▸ What the task requires
It is required that all of the data be written out exactly.

--- begin ---

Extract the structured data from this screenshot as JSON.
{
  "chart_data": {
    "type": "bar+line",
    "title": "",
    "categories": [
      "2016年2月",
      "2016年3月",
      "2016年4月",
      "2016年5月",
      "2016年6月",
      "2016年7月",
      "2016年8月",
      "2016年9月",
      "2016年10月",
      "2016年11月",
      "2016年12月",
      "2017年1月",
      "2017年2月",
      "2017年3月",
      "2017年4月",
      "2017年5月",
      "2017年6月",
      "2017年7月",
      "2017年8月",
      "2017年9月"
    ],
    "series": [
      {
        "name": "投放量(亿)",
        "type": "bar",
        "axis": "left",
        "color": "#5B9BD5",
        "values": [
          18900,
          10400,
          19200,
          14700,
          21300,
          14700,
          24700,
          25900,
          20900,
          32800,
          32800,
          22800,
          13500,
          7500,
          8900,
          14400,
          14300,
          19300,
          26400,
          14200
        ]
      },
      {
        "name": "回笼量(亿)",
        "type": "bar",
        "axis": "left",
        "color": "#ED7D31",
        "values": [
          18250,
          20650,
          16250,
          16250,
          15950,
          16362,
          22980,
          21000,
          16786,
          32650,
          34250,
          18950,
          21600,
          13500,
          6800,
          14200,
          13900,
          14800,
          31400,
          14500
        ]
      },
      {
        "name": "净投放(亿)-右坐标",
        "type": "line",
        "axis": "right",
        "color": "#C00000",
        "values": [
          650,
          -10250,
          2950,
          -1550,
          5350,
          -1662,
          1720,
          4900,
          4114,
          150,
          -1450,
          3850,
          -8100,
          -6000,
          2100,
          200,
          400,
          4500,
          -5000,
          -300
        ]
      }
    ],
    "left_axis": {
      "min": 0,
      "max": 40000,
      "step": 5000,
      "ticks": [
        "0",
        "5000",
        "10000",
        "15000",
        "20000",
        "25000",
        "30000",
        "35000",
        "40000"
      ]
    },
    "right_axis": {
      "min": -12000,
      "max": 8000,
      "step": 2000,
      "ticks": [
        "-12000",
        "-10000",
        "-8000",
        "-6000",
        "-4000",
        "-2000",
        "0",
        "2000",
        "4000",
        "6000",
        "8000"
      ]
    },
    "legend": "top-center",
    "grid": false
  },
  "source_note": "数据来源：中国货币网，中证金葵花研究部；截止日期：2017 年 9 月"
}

--- end ---

▸ Exercise response
Extract the structured data from this screenshot as JSON.
{
  "chart_data": {
    "type": "bar+line",
    "title": "",
    "categories": [
      "2016年2月",
      "2016年3月",
      "2016年4月",
      "2016年5月",
      "2016年6月",
      "2016年7月",
      "2016年8月",
      "2016年9月",
      "2016年10月",
      "2016年11月",
      "2016年12月",
      "2017年1月",
      "2017年2月",
      "2017年3月",
      "2017年4月",
      "2017年5月",
      "2017年6月",
      "2017年7月",
      "2017年8月",
      "2017年9月"
    ],
    "series": [
      {
        "name": "投放量(亿)",
        "type": "bar",
        "axis": "left",
        "color": "#5B9BD5",
        "values": [
          18900,
          10400,
          19200,
          14700,
          21300,
          14700,
          24700,
          25900,
          20900,
          32800,
          32800,
          22800,
          13500,
          7500,
          8900,
          14400,
          14300,
          19300,
          26400,
          14200
        ]
      },
      {
        "name": "回笼量(亿)",
        "type": "bar",
        "axis": "left",
        "color": "#ED7D31",
        "values": [
          18250,
          20650,
          16250,
          16250,
          15950,
          16362,
          22980,
          21000,
          16786,
          32650,
          34250,
          18950,
          21600,
          13500,
          6800,
          14200,
          13900,
          14800,
          31400,
          14500
        ]
      },
      {
        "name": "净投放(亿)-右坐标",
        "type": "line",
        "axis": "right",
        "color": "#C00000",
        "values": [
          650,
          -10250,
          2950,
          -1550,
          5350,
          -1662,
          1720,
          4900,
          4114,
          150,
          -1450,
          3850,
          -8100,
          -6000,
          2100,
          200,
          400,
          4500,
          -5000,
          -300
        ]
      }
    ],
    "left_axis": {
      "min": 0,
      "max": 40000,
      "step": 5000,
      "ticks": [
        "0",
        "5000",
        "10000",
        "15000",
        "20000",
        "25000",
        "30000",
        "35000",
        "40000"
      ]
    },
    "right_axis": {
      "min": -12000,
      "max": 8000,
      "step": 2000,
      "ticks": [
        "-12000",
        "-10000",
        "-8000",
        "-6000",
        "-4000",
        "-2000",
        "0",
        "2000",
        "4000",
        "6000",
        "8000"
      ]
    },
    "legend": "top-center",
    "grid": false
  },
  "source_note": "数据来源：中国货币网，中证金葵花研究部；截止日期：2017 年 9 月"
}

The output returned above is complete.